> Stored entries
--- --- ---
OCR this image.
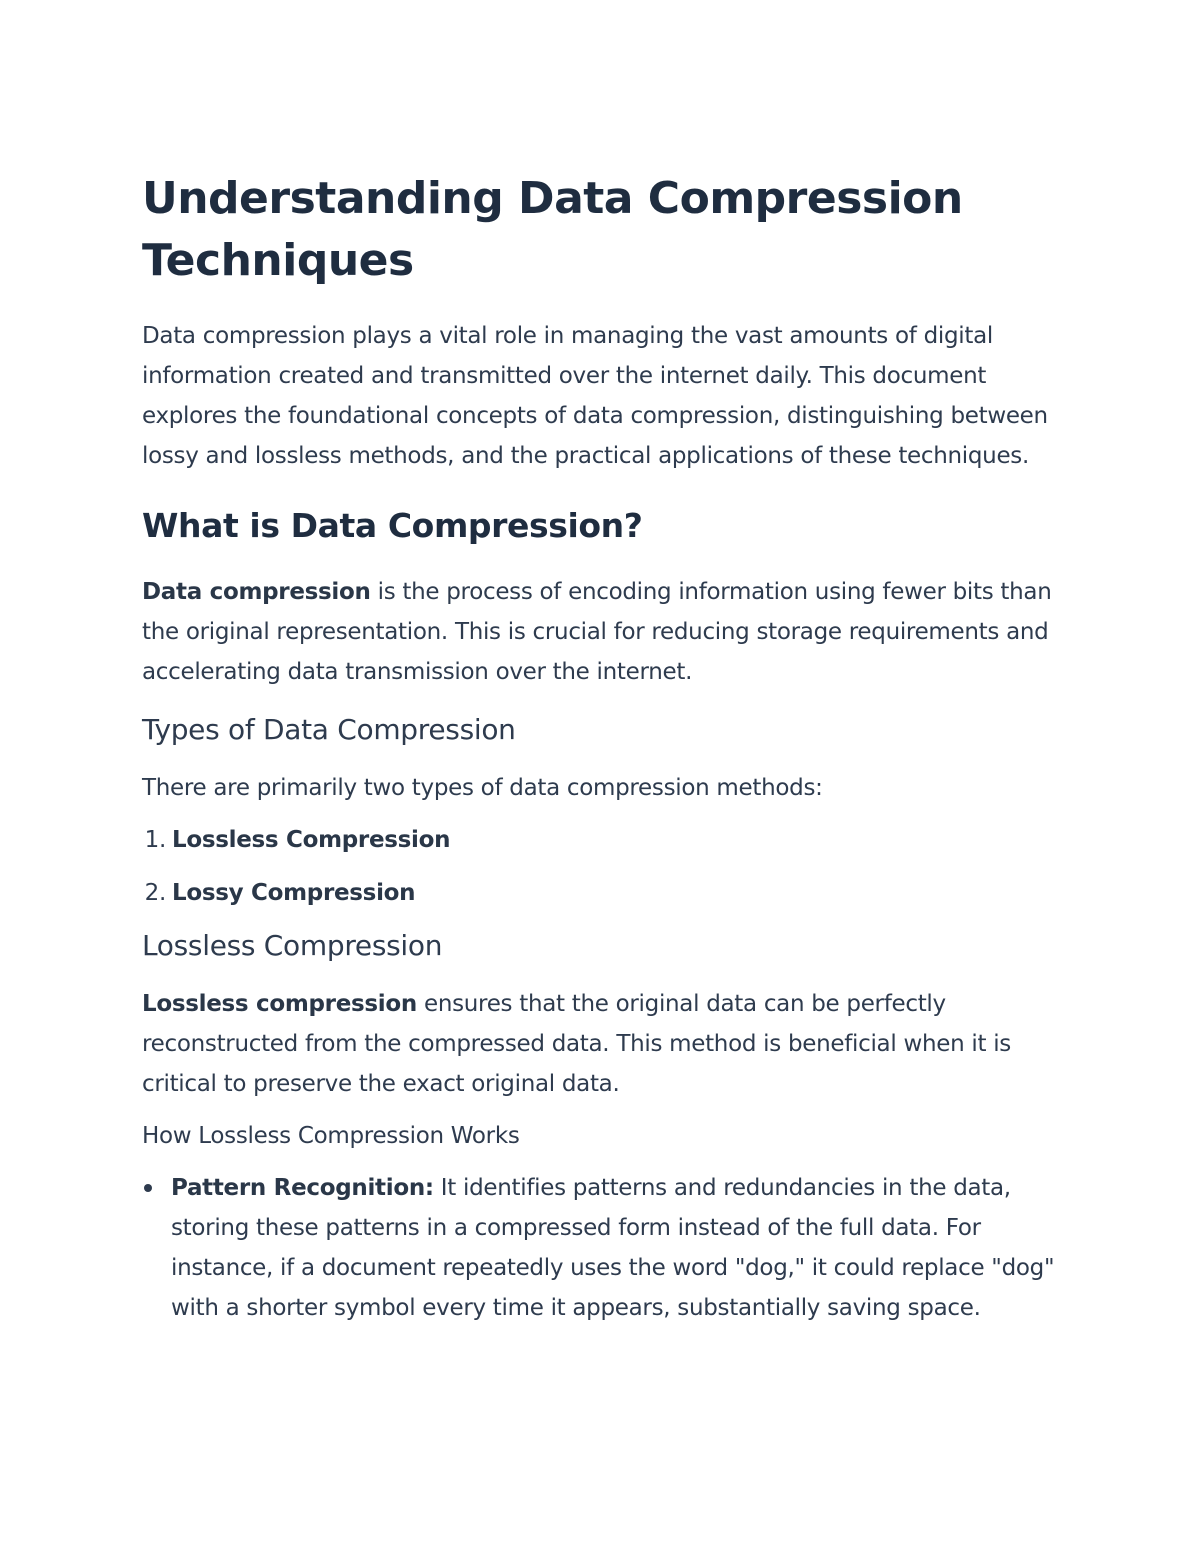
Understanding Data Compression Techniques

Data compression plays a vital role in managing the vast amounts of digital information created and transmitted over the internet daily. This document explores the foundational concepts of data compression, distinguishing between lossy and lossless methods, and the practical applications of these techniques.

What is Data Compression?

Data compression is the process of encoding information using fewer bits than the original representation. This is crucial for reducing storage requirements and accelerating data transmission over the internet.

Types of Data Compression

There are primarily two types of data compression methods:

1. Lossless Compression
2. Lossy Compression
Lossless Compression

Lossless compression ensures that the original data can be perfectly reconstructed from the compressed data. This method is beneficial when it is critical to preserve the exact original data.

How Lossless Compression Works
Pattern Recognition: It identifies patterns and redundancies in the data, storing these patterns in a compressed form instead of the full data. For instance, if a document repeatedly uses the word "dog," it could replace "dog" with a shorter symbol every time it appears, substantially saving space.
--- --- ---
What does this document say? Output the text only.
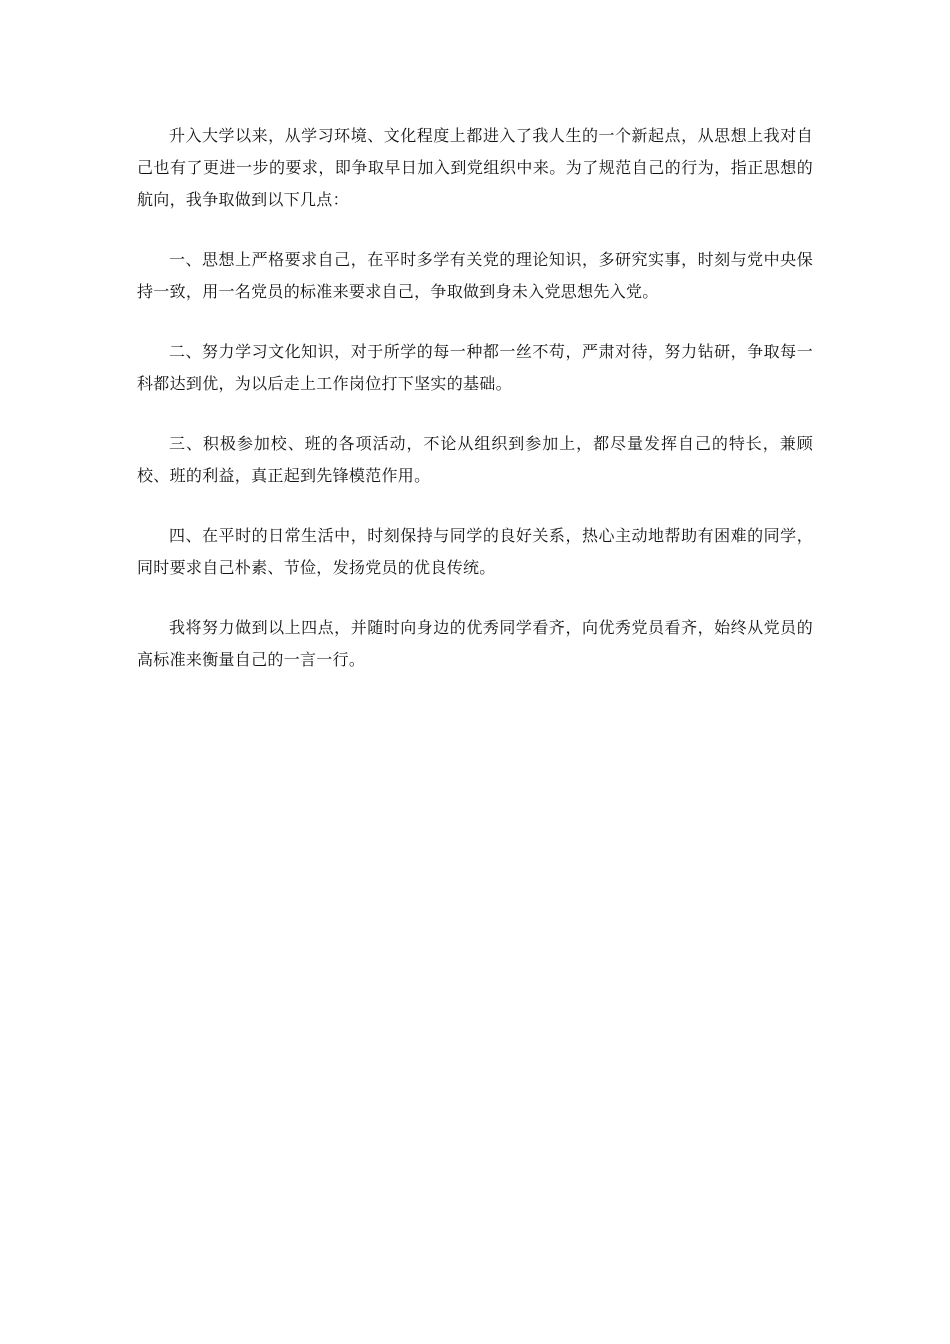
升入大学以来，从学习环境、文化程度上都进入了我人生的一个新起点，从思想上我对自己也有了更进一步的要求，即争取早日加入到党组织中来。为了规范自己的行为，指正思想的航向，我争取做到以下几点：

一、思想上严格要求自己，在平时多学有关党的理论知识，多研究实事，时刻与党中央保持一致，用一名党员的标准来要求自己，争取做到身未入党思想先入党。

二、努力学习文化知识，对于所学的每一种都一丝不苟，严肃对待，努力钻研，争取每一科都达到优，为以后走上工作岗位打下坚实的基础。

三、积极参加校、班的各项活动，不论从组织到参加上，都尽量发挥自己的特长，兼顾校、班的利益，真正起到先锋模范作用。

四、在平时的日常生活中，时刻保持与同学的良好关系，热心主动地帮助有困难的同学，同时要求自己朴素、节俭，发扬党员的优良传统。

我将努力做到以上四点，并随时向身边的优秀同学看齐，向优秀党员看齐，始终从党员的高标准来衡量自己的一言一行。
--- --- ---
> EXERCISE DIRECTIONS
Count the lines above that contain the word "What", and give only that number.

> COMPLETE RESPONSE
2